The answer is one number: how many lines in the data below hold "have".

[Stored entries]

· · ·

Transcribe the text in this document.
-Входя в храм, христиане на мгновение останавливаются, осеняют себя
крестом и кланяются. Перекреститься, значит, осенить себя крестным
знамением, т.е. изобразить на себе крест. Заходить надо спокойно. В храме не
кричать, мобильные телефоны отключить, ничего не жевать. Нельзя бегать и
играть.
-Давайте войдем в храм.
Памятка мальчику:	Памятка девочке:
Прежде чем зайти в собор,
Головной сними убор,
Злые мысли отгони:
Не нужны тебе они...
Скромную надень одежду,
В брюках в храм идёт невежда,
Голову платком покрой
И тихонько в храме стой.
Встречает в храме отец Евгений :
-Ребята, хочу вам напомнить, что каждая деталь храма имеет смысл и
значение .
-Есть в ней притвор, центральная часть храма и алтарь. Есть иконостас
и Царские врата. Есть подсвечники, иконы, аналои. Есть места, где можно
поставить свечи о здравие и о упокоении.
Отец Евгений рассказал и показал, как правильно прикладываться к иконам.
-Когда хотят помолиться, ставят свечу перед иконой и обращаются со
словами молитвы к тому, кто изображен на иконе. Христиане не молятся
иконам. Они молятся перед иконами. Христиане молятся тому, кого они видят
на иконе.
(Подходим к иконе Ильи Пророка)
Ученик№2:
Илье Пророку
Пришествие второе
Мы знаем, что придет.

· · ·

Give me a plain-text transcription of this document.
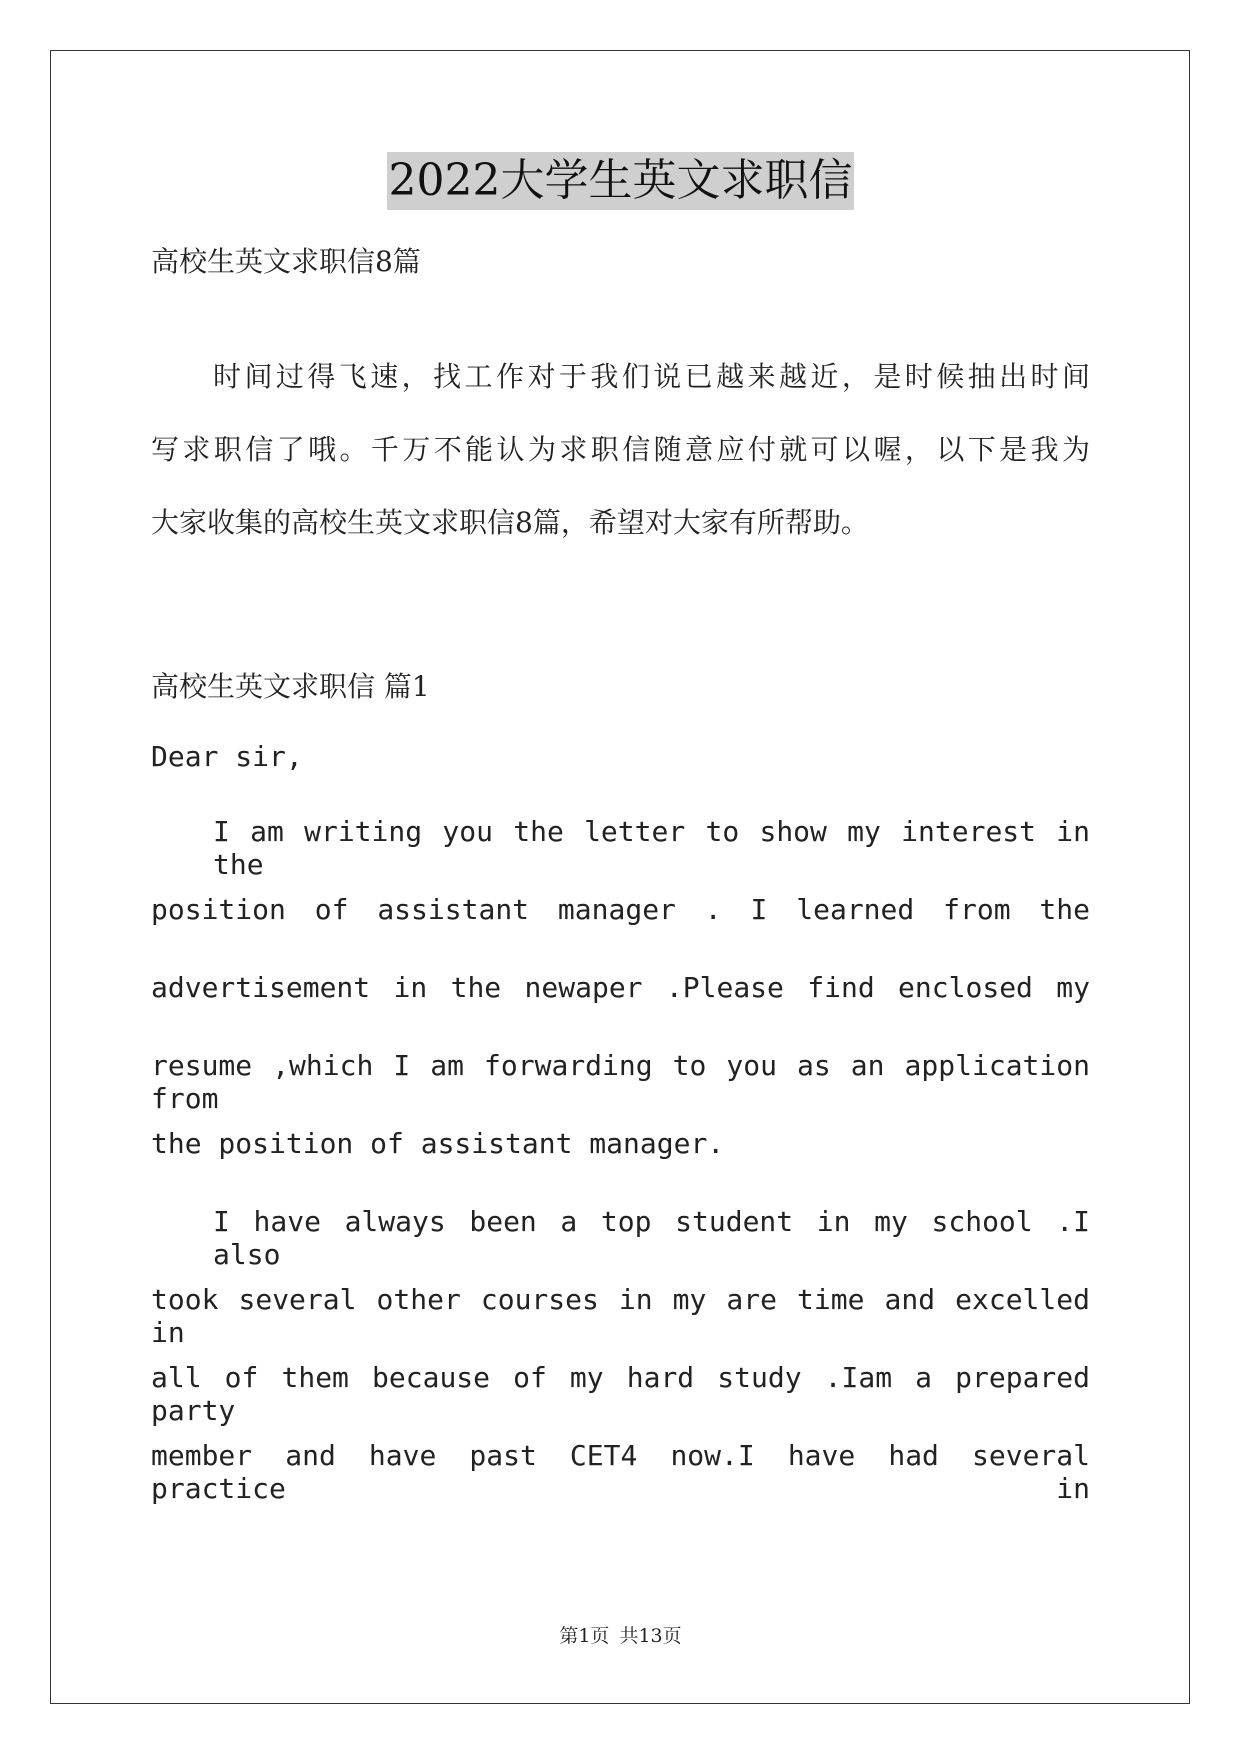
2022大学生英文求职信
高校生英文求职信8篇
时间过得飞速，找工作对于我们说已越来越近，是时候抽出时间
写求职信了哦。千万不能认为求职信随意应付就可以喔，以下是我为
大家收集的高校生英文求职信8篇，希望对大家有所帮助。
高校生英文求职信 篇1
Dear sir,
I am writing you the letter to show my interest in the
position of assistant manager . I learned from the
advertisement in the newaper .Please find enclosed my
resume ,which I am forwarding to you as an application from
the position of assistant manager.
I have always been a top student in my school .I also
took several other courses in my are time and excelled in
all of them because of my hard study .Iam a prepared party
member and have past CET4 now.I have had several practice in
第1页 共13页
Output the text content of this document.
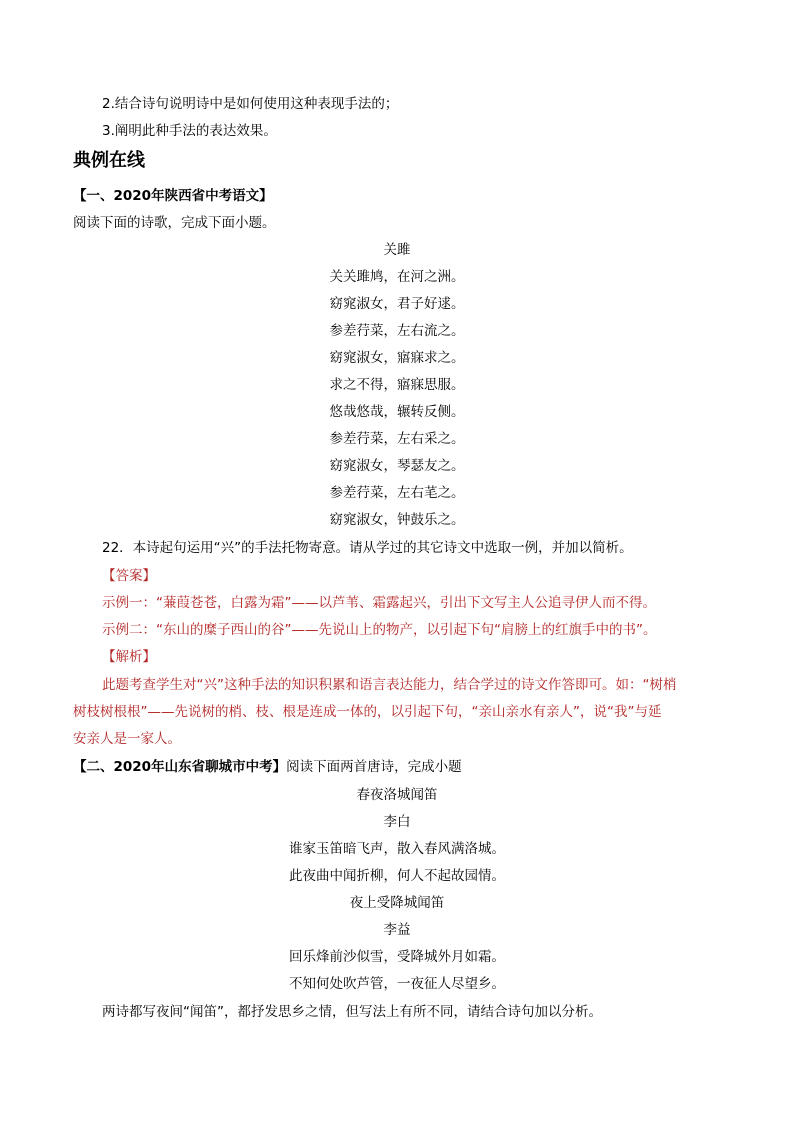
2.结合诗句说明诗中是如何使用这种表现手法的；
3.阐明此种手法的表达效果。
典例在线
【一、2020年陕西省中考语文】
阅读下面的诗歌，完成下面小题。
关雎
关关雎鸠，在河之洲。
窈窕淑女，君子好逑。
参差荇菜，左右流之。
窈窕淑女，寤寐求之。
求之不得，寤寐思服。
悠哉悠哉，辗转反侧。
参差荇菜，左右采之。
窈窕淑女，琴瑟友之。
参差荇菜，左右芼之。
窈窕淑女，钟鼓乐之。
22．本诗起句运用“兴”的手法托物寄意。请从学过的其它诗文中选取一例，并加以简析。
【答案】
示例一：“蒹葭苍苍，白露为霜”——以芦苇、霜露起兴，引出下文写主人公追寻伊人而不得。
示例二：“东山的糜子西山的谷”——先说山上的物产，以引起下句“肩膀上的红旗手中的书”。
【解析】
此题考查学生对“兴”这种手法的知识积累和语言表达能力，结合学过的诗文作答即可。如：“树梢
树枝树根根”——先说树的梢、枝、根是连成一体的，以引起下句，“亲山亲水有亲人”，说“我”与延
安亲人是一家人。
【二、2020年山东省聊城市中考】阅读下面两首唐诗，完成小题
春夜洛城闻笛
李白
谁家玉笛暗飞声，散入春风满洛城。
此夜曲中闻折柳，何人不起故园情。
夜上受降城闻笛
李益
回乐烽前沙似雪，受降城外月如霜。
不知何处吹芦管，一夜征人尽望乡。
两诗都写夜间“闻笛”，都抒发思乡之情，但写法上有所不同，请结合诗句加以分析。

· · ·

• [Reply]:
2